● **Written exercise**: Identify the lines holding "emas" and copy them.

[Records contained in a dataset]
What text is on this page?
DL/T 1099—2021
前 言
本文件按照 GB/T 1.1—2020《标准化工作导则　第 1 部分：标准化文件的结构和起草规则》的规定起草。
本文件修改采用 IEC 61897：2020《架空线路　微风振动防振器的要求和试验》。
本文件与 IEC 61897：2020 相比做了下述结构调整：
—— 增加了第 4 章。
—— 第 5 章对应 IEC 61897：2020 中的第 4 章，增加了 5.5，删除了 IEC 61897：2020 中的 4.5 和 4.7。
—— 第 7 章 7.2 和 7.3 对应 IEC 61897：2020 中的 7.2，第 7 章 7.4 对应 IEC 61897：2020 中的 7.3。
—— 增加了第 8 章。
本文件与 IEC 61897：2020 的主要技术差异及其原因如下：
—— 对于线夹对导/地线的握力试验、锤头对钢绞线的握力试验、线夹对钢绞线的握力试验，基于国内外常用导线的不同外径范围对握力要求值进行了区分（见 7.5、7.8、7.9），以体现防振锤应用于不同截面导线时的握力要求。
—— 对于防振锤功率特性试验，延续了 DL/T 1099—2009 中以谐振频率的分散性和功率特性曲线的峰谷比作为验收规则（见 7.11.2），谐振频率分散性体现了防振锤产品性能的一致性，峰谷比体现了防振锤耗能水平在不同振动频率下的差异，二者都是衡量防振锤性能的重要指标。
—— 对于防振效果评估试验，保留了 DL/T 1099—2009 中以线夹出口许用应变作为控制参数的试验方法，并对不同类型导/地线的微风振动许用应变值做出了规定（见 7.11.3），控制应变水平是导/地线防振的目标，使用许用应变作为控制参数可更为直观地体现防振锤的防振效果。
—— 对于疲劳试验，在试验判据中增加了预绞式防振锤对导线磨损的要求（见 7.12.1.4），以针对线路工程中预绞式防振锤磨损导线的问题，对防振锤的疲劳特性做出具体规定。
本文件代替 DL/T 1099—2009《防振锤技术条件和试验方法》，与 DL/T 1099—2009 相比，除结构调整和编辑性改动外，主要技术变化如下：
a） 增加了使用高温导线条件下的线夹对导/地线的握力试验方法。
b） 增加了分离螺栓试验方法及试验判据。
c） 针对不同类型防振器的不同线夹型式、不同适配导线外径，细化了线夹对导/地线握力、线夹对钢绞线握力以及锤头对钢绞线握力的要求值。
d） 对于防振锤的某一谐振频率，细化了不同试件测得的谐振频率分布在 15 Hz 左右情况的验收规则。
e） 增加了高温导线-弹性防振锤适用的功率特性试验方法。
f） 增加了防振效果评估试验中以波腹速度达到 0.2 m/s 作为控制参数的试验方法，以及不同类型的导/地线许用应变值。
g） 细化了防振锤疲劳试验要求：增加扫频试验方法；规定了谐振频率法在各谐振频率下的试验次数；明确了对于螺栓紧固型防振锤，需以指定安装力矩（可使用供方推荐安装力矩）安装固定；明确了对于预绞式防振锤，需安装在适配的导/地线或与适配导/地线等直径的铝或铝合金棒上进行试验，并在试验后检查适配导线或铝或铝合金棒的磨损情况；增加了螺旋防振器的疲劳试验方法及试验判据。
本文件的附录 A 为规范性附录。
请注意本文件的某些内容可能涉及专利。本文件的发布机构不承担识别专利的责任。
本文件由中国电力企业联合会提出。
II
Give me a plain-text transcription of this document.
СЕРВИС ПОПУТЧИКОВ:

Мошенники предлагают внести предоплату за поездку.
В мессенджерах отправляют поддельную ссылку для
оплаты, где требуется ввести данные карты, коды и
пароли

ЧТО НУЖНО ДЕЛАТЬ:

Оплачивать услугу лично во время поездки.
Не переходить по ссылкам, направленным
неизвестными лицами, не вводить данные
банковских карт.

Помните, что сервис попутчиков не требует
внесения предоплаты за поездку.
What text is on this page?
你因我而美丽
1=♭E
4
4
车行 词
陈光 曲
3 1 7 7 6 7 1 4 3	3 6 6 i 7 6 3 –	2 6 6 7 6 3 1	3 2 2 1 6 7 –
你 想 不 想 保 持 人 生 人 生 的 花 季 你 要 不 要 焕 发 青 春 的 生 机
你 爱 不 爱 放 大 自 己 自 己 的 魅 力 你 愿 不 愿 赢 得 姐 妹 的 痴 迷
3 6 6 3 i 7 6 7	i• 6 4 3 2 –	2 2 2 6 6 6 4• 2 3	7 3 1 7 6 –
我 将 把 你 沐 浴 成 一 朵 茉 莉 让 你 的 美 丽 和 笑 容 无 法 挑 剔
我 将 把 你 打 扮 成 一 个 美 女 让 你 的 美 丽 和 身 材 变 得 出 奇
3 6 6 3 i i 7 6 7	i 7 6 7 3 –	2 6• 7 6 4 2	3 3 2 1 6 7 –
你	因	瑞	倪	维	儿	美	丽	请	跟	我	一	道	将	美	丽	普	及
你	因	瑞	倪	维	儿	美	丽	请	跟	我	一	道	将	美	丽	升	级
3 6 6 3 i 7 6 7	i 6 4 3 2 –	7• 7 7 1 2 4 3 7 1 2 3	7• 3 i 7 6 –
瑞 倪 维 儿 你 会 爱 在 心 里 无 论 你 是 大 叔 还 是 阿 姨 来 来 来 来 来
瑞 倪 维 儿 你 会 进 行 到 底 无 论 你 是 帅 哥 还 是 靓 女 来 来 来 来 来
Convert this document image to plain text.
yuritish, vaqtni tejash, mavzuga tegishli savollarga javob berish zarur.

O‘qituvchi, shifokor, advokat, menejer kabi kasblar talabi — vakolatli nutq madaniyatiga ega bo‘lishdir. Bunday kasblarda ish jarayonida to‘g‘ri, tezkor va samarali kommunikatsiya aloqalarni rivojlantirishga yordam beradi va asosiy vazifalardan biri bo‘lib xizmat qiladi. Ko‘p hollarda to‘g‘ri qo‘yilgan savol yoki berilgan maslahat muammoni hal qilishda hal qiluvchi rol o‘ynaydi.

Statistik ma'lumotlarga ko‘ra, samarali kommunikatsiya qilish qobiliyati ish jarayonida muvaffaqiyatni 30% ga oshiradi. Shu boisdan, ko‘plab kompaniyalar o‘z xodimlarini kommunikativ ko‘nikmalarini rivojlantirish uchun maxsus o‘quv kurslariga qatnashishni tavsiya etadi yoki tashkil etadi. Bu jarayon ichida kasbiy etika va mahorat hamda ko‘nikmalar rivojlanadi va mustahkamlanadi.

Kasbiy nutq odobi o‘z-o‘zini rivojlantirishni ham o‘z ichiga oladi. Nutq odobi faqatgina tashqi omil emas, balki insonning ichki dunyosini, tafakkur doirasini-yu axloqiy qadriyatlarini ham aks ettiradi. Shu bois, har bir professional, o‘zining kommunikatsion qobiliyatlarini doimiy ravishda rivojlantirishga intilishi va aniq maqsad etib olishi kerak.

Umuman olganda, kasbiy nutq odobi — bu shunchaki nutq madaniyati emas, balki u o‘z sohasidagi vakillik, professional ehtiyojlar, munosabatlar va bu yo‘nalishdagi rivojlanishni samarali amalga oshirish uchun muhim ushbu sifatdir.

● **Right answer**:
Kasbiy nutq odobi o‘z-o‘zini rivojlantirishni ham o‘z ichiga oladi. Nutq odobi faqatgina tashqi omil emas, balki insonning ichki dunyosini, tafakkur doirasini-yu axloqiy qadriyatlarini ham aks ettiradi. Shu bois, har bir professional, o‘zining kommunikatsion qobiliyatlarini doimiy ravishda rivojlantirishga intilishi va aniq maqsad etib olishi kerak.
Umuman olganda, kasbiy nutq odobi — bu shunchaki nutq madaniyati emas, balki u o‘z sohasidagi vakillik, professional ehtiyojlar, munosabatlar va bu yo‘nalishdagi rivojlanishni samarali amalga oshirish uchun muhim ushbu sifatdir.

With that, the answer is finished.